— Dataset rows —
____________

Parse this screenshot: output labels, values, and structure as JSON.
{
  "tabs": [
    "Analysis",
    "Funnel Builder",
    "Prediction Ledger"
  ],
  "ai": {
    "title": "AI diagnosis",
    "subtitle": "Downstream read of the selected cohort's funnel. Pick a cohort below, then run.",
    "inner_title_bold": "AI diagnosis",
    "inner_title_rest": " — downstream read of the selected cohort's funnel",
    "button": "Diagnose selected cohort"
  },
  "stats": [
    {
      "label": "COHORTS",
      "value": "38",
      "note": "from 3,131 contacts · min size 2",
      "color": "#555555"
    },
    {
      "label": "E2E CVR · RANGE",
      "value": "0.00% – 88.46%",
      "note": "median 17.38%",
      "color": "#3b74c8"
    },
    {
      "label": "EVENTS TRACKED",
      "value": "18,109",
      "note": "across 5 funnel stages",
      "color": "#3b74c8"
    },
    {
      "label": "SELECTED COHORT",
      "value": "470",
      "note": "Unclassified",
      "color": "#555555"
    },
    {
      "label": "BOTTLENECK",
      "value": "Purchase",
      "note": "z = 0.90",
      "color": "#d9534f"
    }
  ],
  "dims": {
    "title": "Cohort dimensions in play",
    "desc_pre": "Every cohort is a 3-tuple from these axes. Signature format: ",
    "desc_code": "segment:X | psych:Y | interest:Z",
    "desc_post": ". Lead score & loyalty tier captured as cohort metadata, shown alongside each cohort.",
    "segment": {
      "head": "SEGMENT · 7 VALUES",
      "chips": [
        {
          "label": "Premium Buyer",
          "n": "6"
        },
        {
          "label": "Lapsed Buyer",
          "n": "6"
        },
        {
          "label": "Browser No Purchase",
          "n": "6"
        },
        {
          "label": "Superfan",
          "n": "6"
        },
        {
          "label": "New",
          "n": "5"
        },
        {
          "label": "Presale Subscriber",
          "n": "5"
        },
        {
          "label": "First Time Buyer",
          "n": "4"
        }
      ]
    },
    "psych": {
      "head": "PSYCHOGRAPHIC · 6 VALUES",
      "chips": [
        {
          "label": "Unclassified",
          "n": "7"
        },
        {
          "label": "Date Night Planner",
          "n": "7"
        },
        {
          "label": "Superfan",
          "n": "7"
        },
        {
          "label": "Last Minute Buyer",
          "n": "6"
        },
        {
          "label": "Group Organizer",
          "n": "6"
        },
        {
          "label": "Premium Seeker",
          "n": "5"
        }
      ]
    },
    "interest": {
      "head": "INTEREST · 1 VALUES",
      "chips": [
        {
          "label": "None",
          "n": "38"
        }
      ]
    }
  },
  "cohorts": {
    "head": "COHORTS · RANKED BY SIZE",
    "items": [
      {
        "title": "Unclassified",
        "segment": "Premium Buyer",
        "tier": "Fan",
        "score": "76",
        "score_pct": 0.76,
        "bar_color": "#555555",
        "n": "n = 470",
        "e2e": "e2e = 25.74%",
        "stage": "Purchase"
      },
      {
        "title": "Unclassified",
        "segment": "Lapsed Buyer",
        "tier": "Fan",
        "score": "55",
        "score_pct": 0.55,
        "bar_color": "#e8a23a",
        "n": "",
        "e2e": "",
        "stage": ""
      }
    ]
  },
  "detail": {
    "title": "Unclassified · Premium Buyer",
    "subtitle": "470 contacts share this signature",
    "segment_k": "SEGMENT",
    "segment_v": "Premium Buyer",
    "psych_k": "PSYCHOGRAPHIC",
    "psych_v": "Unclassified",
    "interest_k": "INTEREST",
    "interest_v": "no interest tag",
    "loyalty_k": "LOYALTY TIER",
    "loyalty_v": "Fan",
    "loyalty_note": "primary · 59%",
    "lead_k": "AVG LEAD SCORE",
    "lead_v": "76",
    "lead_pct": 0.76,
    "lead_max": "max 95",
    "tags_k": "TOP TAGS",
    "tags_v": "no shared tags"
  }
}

____________

— Goal of the exercise —
Write out every line of the listing that holds the word "Premium".

— Exercise solution —
          "label": "Premium Buyer",
          "label": "Premium Seeker",
        "segment": "Premium Buyer",
    "title": "Unclassified · Premium Buyer",
    "segment_v": "Premium Buyer",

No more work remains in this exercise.